> REQUIREMENT:
Write out the data below in full. Keep it exact.

> DATASET:
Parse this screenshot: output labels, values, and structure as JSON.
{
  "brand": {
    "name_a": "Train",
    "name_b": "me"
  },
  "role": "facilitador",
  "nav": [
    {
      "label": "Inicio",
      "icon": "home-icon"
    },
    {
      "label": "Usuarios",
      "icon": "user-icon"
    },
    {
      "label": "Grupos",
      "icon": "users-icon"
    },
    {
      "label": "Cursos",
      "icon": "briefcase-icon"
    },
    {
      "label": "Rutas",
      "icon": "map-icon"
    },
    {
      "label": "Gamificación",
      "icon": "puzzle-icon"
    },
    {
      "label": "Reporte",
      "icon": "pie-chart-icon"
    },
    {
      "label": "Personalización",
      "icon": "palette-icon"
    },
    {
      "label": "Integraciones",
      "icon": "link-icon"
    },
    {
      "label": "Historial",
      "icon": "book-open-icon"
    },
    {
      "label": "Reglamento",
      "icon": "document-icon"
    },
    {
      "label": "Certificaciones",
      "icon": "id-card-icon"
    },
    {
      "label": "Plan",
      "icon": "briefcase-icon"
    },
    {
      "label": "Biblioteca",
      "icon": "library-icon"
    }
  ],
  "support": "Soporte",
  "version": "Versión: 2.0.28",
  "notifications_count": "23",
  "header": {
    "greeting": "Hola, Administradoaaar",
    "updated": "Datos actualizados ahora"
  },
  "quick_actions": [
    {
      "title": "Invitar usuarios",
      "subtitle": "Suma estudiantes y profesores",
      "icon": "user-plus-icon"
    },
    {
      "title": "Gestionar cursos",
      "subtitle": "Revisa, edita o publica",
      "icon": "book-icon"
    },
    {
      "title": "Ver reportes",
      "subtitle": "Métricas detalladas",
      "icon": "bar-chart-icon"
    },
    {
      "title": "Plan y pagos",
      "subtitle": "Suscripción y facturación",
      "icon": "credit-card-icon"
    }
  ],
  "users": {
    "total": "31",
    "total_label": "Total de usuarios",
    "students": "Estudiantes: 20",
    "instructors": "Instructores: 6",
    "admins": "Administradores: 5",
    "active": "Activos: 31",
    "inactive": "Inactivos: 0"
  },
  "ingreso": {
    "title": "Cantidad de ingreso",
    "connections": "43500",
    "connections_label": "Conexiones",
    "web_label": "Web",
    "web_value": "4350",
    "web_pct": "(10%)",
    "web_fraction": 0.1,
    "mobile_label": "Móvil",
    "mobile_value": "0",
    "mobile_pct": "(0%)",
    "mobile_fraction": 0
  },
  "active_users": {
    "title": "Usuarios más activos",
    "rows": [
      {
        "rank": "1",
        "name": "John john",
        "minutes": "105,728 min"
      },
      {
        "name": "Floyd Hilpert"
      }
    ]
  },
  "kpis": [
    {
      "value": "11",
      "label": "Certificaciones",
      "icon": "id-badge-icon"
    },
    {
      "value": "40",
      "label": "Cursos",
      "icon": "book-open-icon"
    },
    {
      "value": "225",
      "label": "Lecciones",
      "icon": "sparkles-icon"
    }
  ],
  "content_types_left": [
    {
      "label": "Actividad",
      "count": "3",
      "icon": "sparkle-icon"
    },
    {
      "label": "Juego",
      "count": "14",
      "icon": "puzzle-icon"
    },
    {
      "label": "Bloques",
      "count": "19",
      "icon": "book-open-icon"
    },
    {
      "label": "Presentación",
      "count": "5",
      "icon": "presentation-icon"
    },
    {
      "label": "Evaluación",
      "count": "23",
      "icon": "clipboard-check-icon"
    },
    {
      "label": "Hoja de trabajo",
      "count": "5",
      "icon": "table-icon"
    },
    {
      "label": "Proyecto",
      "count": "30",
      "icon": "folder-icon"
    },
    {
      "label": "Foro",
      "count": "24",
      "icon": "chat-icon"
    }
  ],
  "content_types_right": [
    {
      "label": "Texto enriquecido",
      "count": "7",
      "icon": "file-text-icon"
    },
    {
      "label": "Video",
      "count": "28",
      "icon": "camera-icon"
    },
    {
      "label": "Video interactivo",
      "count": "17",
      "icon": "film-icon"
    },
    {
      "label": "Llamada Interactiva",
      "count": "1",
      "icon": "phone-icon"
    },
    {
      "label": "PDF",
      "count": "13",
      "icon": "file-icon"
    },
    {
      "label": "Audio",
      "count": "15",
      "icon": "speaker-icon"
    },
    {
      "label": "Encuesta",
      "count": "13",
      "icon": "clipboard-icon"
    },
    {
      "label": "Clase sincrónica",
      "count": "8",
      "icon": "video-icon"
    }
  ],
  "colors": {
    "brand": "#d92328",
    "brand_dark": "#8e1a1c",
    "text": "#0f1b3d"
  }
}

> OUTPUT FOR THIS TASK:
Parse this screenshot: output labels, values, and structure as JSON.
{
  "brand": {
    "name_a": "Train",
    "name_b": "me"
  },
  "role": "facilitador",
  "nav": [
    {
      "label": "Inicio",
      "icon": "home-icon"
    },
    {
      "label": "Usuarios",
      "icon": "user-icon"
    },
    {
      "label": "Grupos",
      "icon": "users-icon"
    },
    {
      "label": "Cursos",
      "icon": "briefcase-icon"
    },
    {
      "label": "Rutas",
      "icon": "map-icon"
    },
    {
      "label": "Gamificación",
      "icon": "puzzle-icon"
    },
    {
      "label": "Reporte",
      "icon": "pie-chart-icon"
    },
    {
      "label": "Personalización",
      "icon": "palette-icon"
    },
    {
      "label": "Integraciones",
      "icon": "link-icon"
    },
    {
      "label": "Historial",
      "icon": "book-open-icon"
    },
    {
      "label": "Reglamento",
      "icon": "document-icon"
    },
    {
      "label": "Certificaciones",
      "icon": "id-card-icon"
    },
    {
      "label": "Plan",
      "icon": "briefcase-icon"
    },
    {
      "label": "Biblioteca",
      "icon": "library-icon"
    }
  ],
  "support": "Soporte",
  "version": "Versión: 2.0.28",
  "notifications_count": "23",
  "header": {
    "greeting": "Hola, Administradoaaar",
    "updated": "Datos actualizados ahora"
  },
  "quick_actions": [
    {
      "title": "Invitar usuarios",
      "subtitle": "Suma estudiantes y profesores",
      "icon": "user-plus-icon"
    },
    {
      "title": "Gestionar cursos",
      "subtitle": "Revisa, edita o publica",
      "icon": "book-icon"
    },
    {
      "title": "Ver reportes",
      "subtitle": "Métricas detalladas",
      "icon": "bar-chart-icon"
    },
    {
      "title": "Plan y pagos",
      "subtitle": "Suscripción y facturación",
      "icon": "credit-card-icon"
    }
  ],
  "users": {
    "total": "31",
    "total_label": "Total de usuarios",
    "students": "Estudiantes: 20",
    "instructors": "Instructores: 6",
    "admins": "Administradores: 5",
    "active": "Activos: 31",
    "inactive": "Inactivos: 0"
  },
  "ingreso": {
    "title": "Cantidad de ingreso",
    "connections": "43500",
    "connections_label": "Conexiones",
    "web_label": "Web",
    "web_value": "4350",
    "web_pct": "(10%)",
    "web_fraction": 0.1,
    "mobile_label": "Móvil",
    "mobile_value": "0",
    "mobile_pct": "(0%)",
    "mobile_fraction": 0
  },
  "active_users": {
    "title": "Usuarios más activos",
    "rows": [
      {
        "rank": "1",
        "name": "John john",
        "minutes": "105,728 min"
      },
      {
        "name": "Floyd Hilpert"
      }
    ]
  },
  "kpis": [
    {
      "value": "11",
      "label": "Certificaciones",
      "icon": "id-badge-icon"
    },
    {
      "value": "40",
      "label": "Cursos",
      "icon": "book-open-icon"
    },
    {
      "value": "225",
      "label": "Lecciones",
      "icon": "sparkles-icon"
    }
  ],
  "content_types_left": [
    {
      "label": "Actividad",
      "count": "3",
      "icon": "sparkle-icon"
    },
    {
      "label": "Juego",
      "count": "14",
      "icon": "puzzle-icon"
    },
    {
      "label": "Bloques",
      "count": "19",
      "icon": "book-open-icon"
    },
    {
      "label": "Presentación",
      "count": "5",
      "icon": "presentation-icon"
    },
    {
      "label": "Evaluación",
      "count": "23",
      "icon": "clipboard-check-icon"
    },
    {
      "label": "Hoja de trabajo",
      "count": "5",
      "icon": "table-icon"
    },
    {
      "label": "Proyecto",
      "count": "30",
      "icon": "folder-icon"
    },
    {
      "label": "Foro",
      "count": "24",
      "icon": "chat-icon"
    }
  ],
  "content_types_right": [
    {
      "label": "Texto enriquecido",
      "count": "7",
      "icon": "file-text-icon"
    },
    {
      "label": "Video",
      "count": "28",
      "icon": "camera-icon"
    },
    {
      "label": "Video interactivo",
      "count": "17",
      "icon": "film-icon"
    },
    {
      "label": "Llamada Interactiva",
      "count": "1",
      "icon": "phone-icon"
    },
    {
      "label": "PDF",
      "count": "13",
      "icon": "file-icon"
    },
    {
      "label": "Audio",
      "count": "15",
      "icon": "speaker-icon"
    },
    {
      "label": "Encuesta",
      "count": "13",
      "icon": "clipboard-icon"
    },
    {
      "label": "Clase sincrónica",
      "count": "8",
      "icon": "video-icon"
    }
  ],
  "colors": {
    "brand": "#d92328",
    "brand_dark": "#8e1a1c",
    "text": "#0f1b3d"
  }
}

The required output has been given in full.